Copy exactly the lines of the records below, starting at the line that contains "Read all visible content and emit it as JSON." and continuing through the last line, both included; omit any pictures.

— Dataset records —
::::
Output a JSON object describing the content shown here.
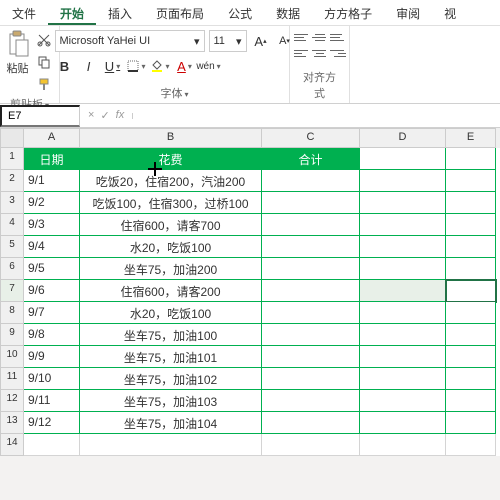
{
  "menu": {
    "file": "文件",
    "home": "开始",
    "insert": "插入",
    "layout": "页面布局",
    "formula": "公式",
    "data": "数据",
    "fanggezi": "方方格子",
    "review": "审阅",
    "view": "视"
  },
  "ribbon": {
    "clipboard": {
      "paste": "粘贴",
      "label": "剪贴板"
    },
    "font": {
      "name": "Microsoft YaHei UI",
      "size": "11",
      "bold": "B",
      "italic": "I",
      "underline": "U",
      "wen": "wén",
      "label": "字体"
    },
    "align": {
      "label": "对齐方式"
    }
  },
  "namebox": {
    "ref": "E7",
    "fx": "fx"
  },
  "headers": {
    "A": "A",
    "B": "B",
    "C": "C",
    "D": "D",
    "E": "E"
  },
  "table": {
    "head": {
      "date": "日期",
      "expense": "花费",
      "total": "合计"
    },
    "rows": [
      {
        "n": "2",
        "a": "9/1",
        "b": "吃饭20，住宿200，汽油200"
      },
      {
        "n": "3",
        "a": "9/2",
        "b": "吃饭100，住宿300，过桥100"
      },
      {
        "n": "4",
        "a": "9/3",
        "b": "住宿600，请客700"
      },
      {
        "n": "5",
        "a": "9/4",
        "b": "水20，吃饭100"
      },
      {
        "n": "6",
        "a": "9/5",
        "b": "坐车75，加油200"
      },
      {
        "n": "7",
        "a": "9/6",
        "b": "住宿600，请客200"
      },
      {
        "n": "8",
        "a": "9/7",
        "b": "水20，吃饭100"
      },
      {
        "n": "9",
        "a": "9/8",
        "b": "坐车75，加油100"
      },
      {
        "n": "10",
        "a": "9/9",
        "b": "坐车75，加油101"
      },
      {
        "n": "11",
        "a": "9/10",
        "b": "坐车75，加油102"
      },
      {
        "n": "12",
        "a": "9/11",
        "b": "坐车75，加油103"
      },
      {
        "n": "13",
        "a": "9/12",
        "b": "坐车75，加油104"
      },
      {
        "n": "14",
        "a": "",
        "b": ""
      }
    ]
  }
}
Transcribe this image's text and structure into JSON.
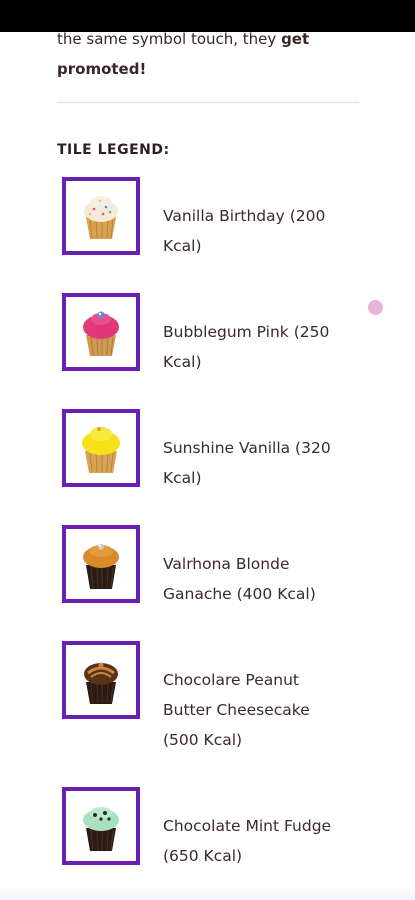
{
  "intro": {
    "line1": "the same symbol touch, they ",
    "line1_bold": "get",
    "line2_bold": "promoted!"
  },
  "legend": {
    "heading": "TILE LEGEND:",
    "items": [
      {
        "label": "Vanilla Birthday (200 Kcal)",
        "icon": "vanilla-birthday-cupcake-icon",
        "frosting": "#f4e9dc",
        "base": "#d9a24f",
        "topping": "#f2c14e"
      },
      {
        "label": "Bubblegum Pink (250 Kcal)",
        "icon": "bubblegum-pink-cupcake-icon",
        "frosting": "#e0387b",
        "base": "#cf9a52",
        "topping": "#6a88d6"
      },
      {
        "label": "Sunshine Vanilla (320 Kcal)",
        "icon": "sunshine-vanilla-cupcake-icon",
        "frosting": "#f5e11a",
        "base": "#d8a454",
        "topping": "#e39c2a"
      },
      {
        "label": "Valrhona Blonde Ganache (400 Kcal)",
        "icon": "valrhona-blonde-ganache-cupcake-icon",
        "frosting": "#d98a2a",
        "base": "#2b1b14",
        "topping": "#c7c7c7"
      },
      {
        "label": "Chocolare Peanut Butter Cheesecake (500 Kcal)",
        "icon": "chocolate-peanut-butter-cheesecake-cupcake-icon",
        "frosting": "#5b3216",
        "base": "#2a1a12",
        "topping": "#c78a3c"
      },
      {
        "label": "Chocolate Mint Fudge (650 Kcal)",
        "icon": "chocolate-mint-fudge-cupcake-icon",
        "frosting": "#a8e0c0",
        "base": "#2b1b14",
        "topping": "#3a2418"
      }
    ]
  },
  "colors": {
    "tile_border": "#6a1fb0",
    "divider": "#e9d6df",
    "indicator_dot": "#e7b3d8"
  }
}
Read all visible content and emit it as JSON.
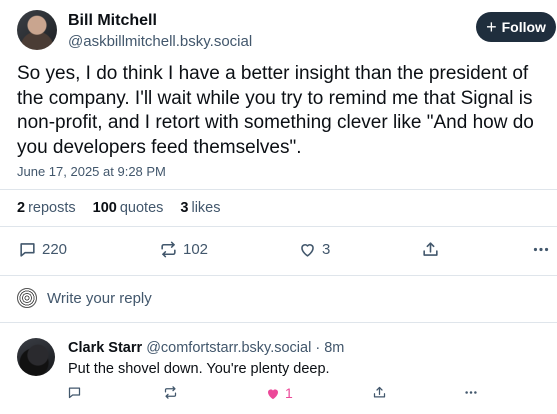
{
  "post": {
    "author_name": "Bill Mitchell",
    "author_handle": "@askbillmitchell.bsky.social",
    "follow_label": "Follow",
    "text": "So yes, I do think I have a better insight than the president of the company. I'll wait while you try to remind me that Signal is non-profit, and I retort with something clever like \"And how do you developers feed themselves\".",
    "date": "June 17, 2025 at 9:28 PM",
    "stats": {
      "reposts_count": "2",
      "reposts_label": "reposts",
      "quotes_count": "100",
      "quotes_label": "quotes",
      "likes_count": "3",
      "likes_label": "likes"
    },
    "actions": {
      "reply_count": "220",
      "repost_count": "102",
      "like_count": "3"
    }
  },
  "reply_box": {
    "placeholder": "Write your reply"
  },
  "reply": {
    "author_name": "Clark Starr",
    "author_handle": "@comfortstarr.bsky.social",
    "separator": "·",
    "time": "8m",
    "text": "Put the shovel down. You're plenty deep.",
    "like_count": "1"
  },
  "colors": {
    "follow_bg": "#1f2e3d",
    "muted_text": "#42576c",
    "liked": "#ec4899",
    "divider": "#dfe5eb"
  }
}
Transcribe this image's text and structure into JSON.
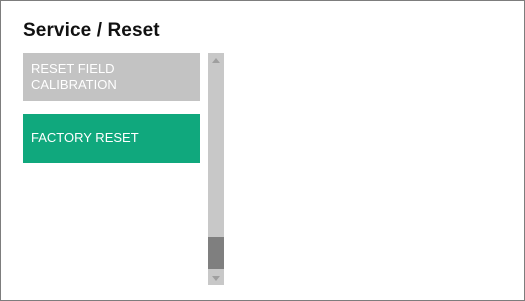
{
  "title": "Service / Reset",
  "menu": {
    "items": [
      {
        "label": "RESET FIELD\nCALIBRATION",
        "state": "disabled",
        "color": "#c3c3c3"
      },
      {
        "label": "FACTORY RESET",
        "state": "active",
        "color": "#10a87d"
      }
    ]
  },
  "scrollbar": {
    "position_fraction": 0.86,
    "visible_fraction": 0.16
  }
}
::::
— OUTPUT BELOW —
Read all visible content and emit it as JSON.
{
  "post": {
    "author_name": "Bill Mitchell",
    "author_handle": "@askbillmitchell.bsky.social",
    "follow_label": "Follow",
    "text": "So yes, I do think I have a better insight than the president of the company. I'll wait while you try to remind me that Signal is non-profit, and I retort with something clever like \"And how do you developers feed themselves\".",
    "date": "June 17, 2025 at 9:28 PM",
    "stats": {
      "reposts_count": "2",
      "reposts_label": "reposts",
      "quotes_count": "100",
      "quotes_label": "quotes",
      "likes_count": "3",
      "likes_label": "likes"
    },
    "actions": {
      "reply_count": "220",
      "repost_count": "102",
      "like_count": "3"
    }
  },
  "reply_box": {
    "placeholder": "Write your reply"
  },
  "reply": {
    "author_name": "Clark Starr",
    "author_handle": "@comfortstarr.bsky.social",
    "separator": "·",
    "time": "8m",
    "text": "Put the shovel down. You're plenty deep.",
    "like_count": "1"
  },
  "colors": {
    "follow_bg": "#1f2e3d",
    "muted_text": "#42576c",
    "liked": "#ec4899",
    "divider": "#dfe5eb"
  }
}
Transcribe this image's text and structure into JSON.
{
  "title": "Service / Reset",
  "menu": {
    "items": [
      {
        "label": "RESET FIELD\nCALIBRATION",
        "state": "disabled",
        "color": "#c3c3c3"
      },
      {
        "label": "FACTORY RESET",
        "state": "active",
        "color": "#10a87d"
      }
    ]
  },
  "scrollbar": {
    "position_fraction": 0.86,
    "visible_fraction": 0.16
  }
}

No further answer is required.